____ Supplied material

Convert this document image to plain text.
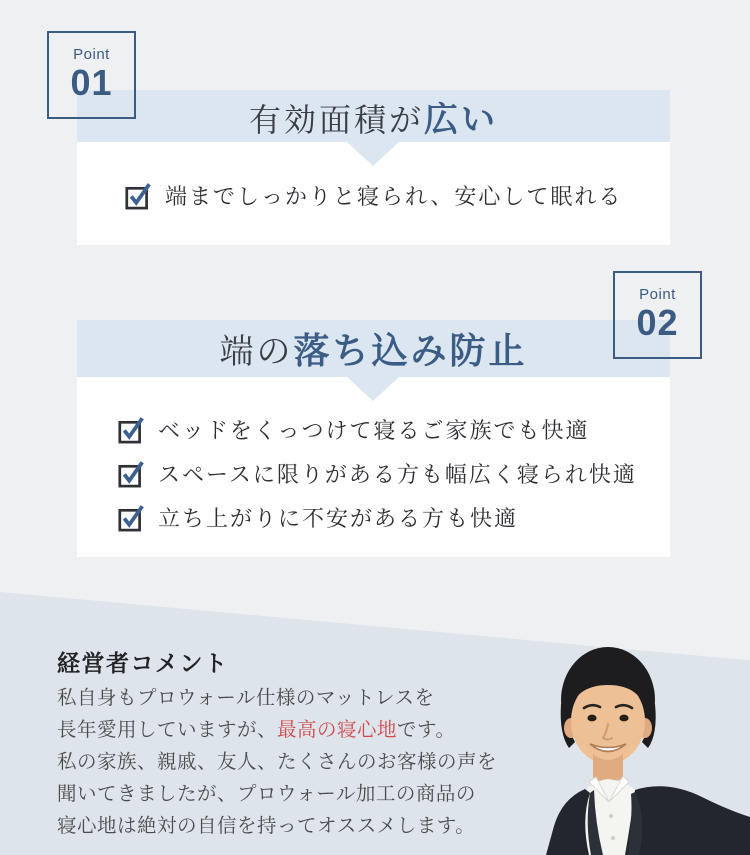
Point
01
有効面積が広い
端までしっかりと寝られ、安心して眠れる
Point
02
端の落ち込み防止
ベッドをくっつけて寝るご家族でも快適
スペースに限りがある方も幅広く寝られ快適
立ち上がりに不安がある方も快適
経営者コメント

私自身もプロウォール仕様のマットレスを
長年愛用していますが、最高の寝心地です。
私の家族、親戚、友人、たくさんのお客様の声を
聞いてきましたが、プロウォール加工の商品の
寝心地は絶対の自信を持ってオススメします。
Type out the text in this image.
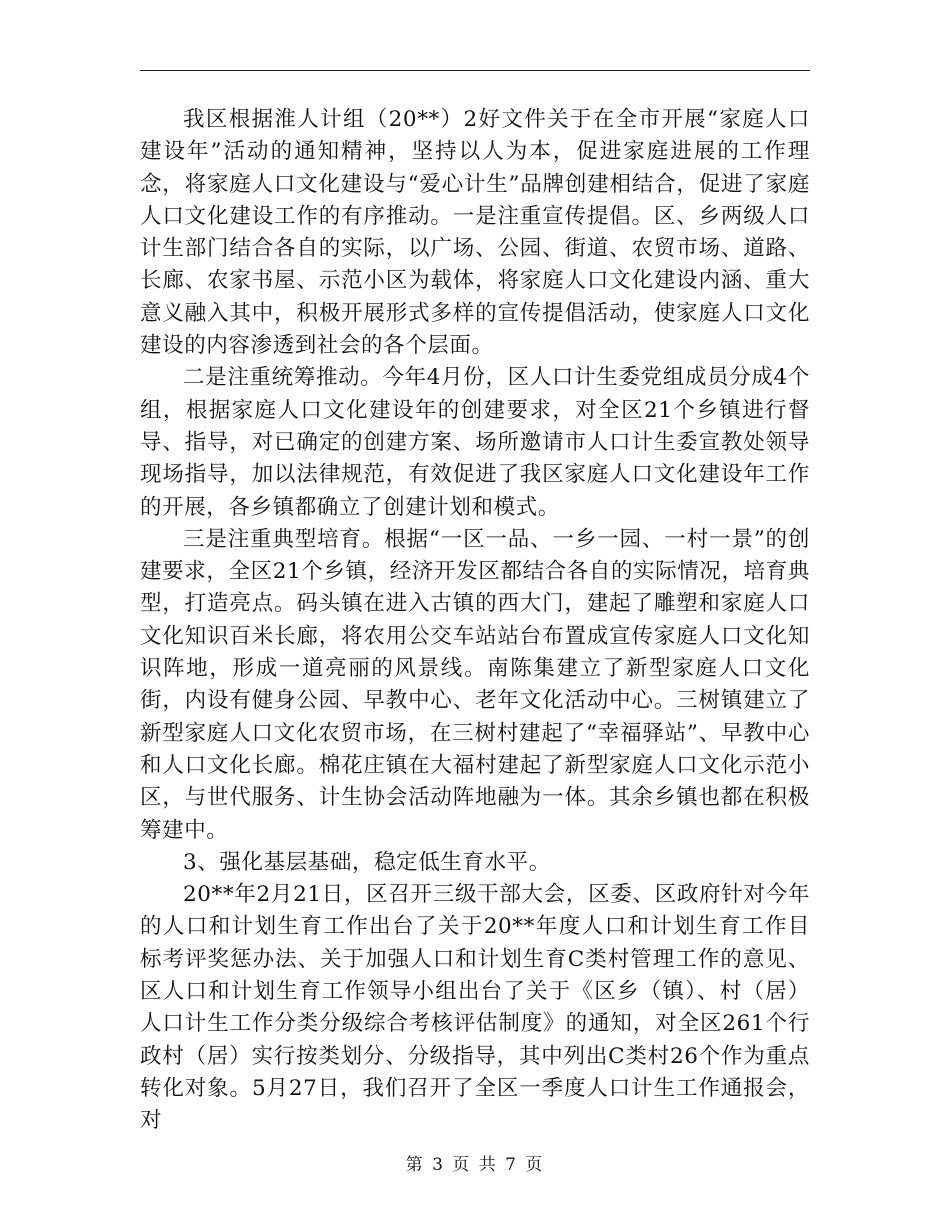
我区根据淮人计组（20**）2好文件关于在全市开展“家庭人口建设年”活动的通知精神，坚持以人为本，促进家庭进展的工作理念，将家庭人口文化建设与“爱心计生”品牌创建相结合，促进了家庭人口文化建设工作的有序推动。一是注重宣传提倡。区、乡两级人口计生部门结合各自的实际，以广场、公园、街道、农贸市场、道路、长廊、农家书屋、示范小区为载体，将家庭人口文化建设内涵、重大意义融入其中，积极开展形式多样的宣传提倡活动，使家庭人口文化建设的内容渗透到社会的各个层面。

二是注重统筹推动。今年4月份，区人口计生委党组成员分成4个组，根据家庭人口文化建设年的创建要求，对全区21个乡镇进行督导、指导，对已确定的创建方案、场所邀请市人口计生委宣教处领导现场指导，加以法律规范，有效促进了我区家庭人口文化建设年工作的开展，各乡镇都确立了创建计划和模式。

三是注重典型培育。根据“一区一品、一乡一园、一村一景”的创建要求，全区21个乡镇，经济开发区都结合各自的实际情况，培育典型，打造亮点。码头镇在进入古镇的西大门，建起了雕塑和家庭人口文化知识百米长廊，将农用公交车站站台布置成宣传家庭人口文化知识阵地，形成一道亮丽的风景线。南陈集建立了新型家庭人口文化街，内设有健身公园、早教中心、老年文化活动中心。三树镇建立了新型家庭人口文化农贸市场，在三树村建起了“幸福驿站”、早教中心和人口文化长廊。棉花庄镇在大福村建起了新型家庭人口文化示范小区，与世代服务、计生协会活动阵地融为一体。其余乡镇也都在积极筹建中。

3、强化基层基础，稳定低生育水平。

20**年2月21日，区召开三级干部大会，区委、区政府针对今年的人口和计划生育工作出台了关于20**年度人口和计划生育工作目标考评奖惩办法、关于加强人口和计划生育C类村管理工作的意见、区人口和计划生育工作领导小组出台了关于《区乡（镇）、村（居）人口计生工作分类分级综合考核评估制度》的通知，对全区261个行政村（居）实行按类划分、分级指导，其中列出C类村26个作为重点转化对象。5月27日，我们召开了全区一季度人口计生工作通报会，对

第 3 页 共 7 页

________

Task description:
Give back the entries verbatim. Do not include any picture.

The output:
Convert this document image to plain text.
Point
01
有効面積が広い
端までしっかりと寝られ、安心して眠れる
Point
02
端の落ち込み防止
ベッドをくっつけて寝るご家族でも快適
スペースに限りがある方も幅広く寝られ快適
立ち上がりに不安がある方も快適
経営者コメント

私自身もプロウォール仕様のマットレスを
長年愛用していますが、最高の寝心地です。
私の家族、親戚、友人、たくさんのお客様の声を
聞いてきましたが、プロウォール加工の商品の
寝心地は絶対の自信を持ってオススメします。
Type out the text in this image.
我区根据淮人计组（20**）2好文件关于在全市开展“家庭人口建设年”活动的通知精神，坚持以人为本，促进家庭进展的工作理念，将家庭人口文化建设与“爱心计生”品牌创建相结合，促进了家庭人口文化建设工作的有序推动。一是注重宣传提倡。区、乡两级人口计生部门结合各自的实际，以广场、公园、街道、农贸市场、道路、长廊、农家书屋、示范小区为载体，将家庭人口文化建设内涵、重大意义融入其中，积极开展形式多样的宣传提倡活动，使家庭人口文化建设的内容渗透到社会的各个层面。

二是注重统筹推动。今年4月份，区人口计生委党组成员分成4个组，根据家庭人口文化建设年的创建要求，对全区21个乡镇进行督导、指导，对已确定的创建方案、场所邀请市人口计生委宣教处领导现场指导，加以法律规范，有效促进了我区家庭人口文化建设年工作的开展，各乡镇都确立了创建计划和模式。

三是注重典型培育。根据“一区一品、一乡一园、一村一景”的创建要求，全区21个乡镇，经济开发区都结合各自的实际情况，培育典型，打造亮点。码头镇在进入古镇的西大门，建起了雕塑和家庭人口文化知识百米长廊，将农用公交车站站台布置成宣传家庭人口文化知识阵地，形成一道亮丽的风景线。南陈集建立了新型家庭人口文化街，内设有健身公园、早教中心、老年文化活动中心。三树镇建立了新型家庭人口文化农贸市场，在三树村建起了“幸福驿站”、早教中心和人口文化长廊。棉花庄镇在大福村建起了新型家庭人口文化示范小区，与世代服务、计生协会活动阵地融为一体。其余乡镇也都在积极筹建中。

3、强化基层基础，稳定低生育水平。

20**年2月21日，区召开三级干部大会，区委、区政府针对今年的人口和计划生育工作出台了关于20**年度人口和计划生育工作目标考评奖惩办法、关于加强人口和计划生育C类村管理工作的意见、区人口和计划生育工作领导小组出台了关于《区乡（镇）、村（居）人口计生工作分类分级综合考核评估制度》的通知，对全区261个行政村（居）实行按类划分、分级指导，其中列出C类村26个作为重点转化对象。5月27日，我们召开了全区一季度人口计生工作通报会，对

第 3 页 共 7 页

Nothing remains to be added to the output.